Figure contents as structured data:
· · ·

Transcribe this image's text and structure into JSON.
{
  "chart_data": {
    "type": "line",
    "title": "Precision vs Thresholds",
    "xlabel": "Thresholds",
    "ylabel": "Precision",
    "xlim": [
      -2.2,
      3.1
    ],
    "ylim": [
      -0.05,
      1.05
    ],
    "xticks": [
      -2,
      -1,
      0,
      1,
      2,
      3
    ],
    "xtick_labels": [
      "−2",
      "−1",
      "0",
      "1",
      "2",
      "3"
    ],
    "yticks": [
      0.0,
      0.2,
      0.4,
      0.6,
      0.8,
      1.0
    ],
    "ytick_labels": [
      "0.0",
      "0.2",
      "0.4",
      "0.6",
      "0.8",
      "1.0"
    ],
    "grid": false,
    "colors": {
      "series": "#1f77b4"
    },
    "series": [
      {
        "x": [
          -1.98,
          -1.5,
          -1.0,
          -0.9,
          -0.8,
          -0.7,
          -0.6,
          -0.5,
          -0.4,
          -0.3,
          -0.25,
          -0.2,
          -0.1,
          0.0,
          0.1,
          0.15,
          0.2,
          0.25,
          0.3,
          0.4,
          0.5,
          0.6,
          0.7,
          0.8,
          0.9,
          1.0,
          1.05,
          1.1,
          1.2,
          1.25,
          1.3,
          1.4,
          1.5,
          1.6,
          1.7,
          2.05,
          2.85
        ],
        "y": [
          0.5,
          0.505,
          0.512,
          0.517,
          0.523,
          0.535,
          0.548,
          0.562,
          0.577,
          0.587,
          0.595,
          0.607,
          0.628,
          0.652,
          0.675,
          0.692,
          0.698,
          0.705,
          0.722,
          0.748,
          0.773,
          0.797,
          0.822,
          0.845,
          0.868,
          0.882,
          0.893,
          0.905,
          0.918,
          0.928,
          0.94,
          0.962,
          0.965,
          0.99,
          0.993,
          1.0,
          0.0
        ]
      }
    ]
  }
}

· · ·

_TASK DETAILS_. Which lines of the data include "Thresholds"? Copy each of them.

_WRITTEN ANSWER_.
    "title": "Precision vs Thresholds",
    "xlabel": "Thresholds",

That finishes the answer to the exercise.